_Exercise brief_
Would you pull out every line of the material that contains the string "content"?
--------------------------------------------------
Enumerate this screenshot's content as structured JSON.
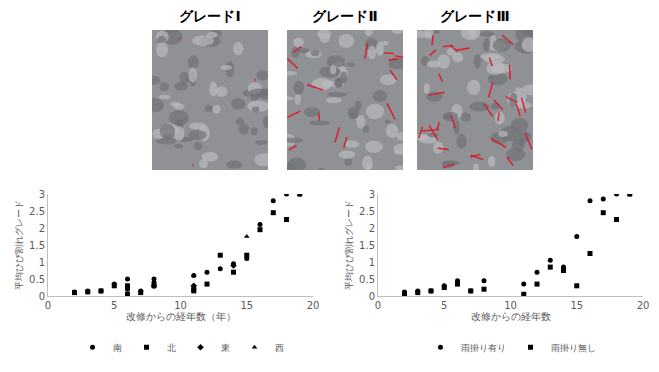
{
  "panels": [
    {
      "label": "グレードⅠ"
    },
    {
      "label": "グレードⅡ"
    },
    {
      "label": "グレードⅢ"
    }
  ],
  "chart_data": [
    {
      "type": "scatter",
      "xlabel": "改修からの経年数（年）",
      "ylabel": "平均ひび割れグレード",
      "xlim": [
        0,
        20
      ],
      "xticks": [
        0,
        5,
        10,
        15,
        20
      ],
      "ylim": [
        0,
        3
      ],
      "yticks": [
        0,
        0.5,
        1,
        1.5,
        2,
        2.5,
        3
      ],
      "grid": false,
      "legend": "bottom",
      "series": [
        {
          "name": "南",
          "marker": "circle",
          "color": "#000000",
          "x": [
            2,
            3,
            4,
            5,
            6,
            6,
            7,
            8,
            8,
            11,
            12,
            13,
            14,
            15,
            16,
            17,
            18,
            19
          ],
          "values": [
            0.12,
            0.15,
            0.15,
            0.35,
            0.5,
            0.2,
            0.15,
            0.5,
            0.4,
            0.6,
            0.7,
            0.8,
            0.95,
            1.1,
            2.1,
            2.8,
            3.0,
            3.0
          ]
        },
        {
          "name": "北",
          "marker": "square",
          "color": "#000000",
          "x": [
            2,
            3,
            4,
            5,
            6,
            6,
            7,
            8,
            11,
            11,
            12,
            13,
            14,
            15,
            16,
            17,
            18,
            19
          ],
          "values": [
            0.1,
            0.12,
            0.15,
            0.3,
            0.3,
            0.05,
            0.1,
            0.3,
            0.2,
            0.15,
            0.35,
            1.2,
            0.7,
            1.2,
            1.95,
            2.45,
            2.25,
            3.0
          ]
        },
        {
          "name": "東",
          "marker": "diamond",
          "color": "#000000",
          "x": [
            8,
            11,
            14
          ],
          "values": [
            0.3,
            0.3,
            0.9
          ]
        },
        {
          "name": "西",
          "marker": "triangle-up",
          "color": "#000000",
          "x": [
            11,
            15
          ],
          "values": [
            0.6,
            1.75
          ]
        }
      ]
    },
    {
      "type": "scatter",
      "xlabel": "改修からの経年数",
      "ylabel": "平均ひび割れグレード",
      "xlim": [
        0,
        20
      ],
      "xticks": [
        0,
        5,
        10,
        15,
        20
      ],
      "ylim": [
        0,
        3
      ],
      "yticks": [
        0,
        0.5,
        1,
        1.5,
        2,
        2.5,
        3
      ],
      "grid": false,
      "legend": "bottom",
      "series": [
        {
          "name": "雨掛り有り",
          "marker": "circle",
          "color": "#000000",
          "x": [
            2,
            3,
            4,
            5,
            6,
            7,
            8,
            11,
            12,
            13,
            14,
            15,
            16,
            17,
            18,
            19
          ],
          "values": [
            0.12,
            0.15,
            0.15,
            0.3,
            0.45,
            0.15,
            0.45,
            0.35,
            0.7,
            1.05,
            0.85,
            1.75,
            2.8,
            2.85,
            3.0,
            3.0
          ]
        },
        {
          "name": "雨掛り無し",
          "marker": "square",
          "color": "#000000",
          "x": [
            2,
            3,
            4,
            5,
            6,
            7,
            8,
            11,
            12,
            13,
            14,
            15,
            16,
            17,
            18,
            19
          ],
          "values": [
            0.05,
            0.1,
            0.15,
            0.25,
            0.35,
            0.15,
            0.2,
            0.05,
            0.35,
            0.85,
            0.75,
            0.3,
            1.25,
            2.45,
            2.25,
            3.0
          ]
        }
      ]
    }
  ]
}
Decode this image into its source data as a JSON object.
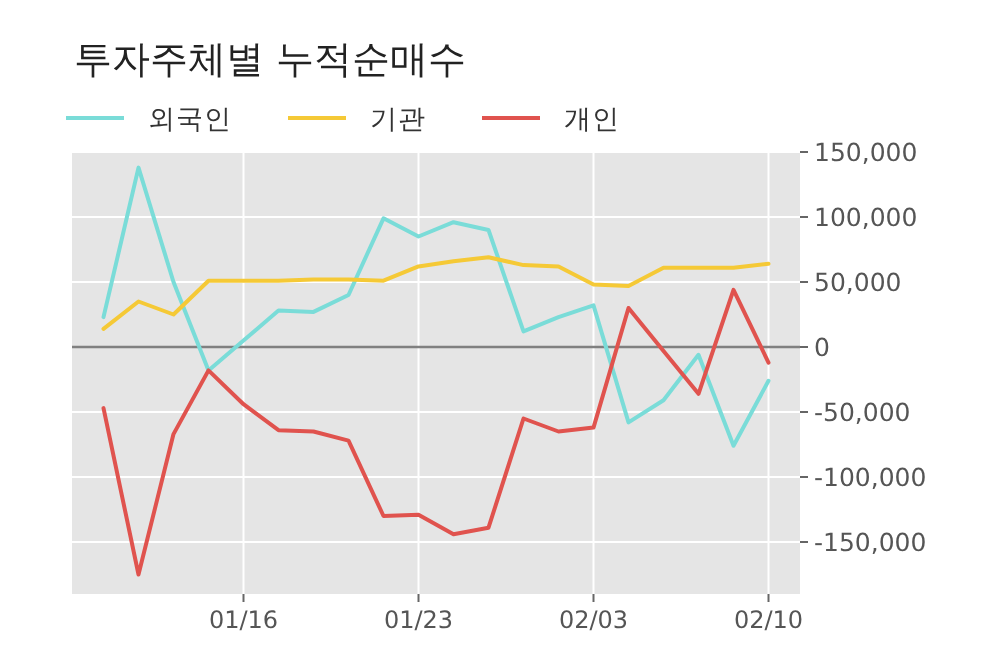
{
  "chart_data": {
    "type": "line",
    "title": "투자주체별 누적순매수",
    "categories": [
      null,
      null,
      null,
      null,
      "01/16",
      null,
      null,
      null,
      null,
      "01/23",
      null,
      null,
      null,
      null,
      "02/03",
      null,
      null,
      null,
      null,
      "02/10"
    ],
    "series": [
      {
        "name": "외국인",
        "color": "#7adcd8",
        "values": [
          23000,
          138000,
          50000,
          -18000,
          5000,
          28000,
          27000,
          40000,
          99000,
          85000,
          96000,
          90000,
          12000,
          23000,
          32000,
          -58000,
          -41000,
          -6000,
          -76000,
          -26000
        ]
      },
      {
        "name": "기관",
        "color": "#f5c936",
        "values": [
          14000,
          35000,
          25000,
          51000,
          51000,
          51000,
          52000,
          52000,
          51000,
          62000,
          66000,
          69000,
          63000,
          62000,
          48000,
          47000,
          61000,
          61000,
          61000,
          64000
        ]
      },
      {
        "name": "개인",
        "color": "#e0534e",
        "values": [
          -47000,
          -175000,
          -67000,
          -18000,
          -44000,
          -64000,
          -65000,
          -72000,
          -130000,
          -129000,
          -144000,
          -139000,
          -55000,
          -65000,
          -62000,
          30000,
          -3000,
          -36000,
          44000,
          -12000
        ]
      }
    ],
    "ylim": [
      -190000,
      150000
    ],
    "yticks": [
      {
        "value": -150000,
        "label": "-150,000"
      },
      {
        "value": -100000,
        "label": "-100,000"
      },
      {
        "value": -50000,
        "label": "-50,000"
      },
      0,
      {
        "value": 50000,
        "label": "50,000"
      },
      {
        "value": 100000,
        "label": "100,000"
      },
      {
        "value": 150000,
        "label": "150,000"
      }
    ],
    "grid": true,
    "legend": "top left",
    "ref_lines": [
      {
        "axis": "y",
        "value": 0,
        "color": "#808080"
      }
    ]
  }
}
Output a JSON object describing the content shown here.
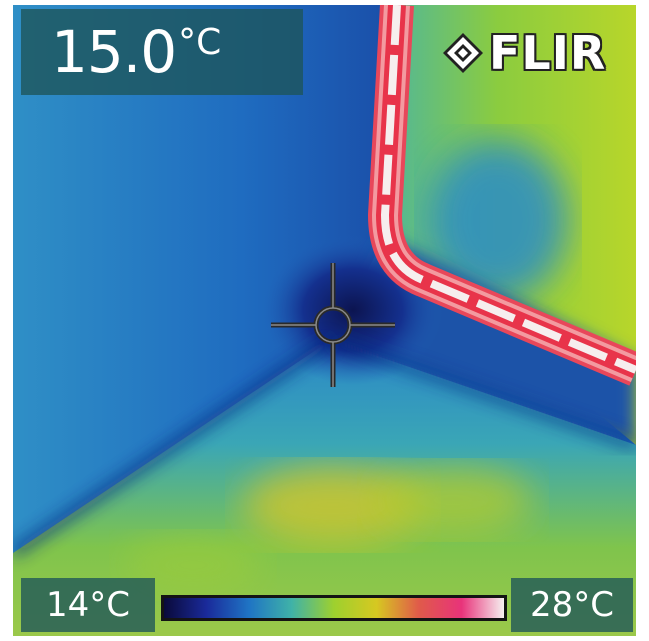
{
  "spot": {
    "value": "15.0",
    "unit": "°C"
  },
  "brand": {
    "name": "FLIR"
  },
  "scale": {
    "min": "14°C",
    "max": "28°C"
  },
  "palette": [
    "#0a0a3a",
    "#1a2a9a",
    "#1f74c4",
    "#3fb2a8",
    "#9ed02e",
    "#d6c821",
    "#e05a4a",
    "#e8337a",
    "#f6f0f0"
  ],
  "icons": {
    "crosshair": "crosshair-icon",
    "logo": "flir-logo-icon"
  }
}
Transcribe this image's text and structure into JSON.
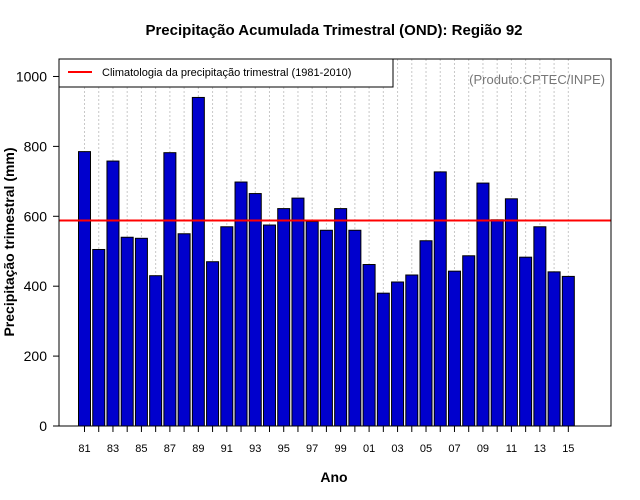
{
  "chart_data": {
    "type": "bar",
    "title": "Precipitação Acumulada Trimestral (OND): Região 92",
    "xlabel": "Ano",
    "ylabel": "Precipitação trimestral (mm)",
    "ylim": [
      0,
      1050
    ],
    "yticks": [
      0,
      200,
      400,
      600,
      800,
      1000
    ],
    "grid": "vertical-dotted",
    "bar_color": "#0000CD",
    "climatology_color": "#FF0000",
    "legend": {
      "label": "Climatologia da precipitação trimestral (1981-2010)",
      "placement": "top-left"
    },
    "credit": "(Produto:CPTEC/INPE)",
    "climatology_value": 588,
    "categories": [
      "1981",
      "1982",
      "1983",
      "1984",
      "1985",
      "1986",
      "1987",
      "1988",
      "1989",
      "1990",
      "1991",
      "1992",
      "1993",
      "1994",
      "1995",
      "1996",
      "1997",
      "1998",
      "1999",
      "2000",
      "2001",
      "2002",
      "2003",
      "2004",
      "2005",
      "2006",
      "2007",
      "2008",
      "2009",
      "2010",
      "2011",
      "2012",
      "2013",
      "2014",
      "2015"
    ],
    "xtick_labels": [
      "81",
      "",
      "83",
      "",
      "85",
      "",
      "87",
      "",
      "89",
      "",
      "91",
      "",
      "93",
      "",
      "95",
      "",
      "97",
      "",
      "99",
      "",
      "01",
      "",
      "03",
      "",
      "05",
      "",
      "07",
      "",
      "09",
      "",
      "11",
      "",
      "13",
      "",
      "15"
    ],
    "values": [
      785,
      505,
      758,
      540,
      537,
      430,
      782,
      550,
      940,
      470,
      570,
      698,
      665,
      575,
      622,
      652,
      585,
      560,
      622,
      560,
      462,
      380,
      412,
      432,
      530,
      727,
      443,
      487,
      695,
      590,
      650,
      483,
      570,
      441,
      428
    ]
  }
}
--------------------------------------------------
_Completed task_
Enumerate this screenshot's content as structured JSON.
Output a JSON object describing the content shown here.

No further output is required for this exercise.